(TASK INPUTS begins)
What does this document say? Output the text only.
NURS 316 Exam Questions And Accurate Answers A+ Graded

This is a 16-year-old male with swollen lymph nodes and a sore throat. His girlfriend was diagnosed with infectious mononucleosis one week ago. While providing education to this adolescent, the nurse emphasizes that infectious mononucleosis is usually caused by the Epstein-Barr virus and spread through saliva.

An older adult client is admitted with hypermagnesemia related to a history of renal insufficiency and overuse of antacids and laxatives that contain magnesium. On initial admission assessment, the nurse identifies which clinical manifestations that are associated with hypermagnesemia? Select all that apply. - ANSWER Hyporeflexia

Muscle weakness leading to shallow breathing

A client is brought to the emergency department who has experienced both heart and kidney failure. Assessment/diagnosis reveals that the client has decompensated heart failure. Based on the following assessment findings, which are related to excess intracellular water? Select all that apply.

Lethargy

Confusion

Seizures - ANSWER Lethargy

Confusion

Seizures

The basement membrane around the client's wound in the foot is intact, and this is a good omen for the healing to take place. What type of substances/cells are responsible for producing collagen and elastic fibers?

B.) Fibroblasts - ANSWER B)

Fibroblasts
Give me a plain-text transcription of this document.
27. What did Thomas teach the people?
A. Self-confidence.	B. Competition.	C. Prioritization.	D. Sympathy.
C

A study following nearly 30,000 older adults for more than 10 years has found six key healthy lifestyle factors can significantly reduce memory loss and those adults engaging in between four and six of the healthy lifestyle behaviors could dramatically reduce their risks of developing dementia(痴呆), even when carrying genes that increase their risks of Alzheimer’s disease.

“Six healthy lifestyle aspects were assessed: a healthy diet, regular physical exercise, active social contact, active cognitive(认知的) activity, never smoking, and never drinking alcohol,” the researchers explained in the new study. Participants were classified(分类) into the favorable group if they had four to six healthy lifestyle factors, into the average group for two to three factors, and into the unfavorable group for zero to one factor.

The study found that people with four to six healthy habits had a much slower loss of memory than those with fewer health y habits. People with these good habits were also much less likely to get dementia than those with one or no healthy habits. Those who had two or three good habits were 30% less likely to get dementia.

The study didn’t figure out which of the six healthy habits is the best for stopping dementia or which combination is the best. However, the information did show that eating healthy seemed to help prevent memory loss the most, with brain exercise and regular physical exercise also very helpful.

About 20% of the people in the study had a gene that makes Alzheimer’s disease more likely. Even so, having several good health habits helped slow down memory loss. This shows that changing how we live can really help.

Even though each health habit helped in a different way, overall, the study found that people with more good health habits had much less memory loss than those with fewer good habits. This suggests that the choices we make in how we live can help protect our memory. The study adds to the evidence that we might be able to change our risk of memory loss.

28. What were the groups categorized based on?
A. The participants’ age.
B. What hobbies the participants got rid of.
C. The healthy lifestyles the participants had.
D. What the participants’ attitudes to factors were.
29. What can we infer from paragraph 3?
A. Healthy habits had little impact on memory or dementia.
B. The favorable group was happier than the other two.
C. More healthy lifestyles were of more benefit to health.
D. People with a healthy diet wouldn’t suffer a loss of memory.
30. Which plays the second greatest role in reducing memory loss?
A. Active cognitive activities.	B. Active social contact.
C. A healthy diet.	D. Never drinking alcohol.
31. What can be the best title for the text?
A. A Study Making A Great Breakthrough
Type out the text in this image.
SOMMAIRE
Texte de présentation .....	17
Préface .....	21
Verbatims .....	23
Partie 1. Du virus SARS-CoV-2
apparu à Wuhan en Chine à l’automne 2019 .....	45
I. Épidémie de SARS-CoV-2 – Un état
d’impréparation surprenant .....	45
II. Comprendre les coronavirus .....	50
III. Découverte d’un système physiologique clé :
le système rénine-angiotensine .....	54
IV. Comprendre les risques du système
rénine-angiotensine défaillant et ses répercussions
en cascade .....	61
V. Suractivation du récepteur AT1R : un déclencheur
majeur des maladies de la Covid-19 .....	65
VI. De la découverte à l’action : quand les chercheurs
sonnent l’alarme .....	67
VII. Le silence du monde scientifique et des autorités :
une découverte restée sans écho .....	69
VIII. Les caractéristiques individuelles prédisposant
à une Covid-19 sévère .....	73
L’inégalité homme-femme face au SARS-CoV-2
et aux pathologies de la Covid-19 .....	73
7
(TASK INPUTS ends)
▶ _WHAT TO WORK ON_
Please go through the entries and show every line with the word "good".

▶ _YOUR SOLUTION_
The basement membrane around the client's wound in the foot is intact, and this is a good omen for the healing to take place. What type of substances/cells are responsible for producing collagen and elastic fibers?
The study found that people with four to six healthy habits had a much slower loss of memory than those with fewer health y habits. People with these good habits were also much less likely to get dementia than those with one or no healthy habits. Those who had two or three good habits were 30% less likely to get dementia.
About 20% of the people in the study had a gene that makes Alzheimer’s disease more likely. Even so, having several good health habits helped slow down memory loss. This shows that changing how we live can really help.
Even though each health habit helped in a different way, overall, the study found that people with more good health habits had much less memory loss than those with fewer good habits. This suggests that the choices we make in how we live can help protect our memory. The study adds to the evidence that we might be able to change our risk of memory loss.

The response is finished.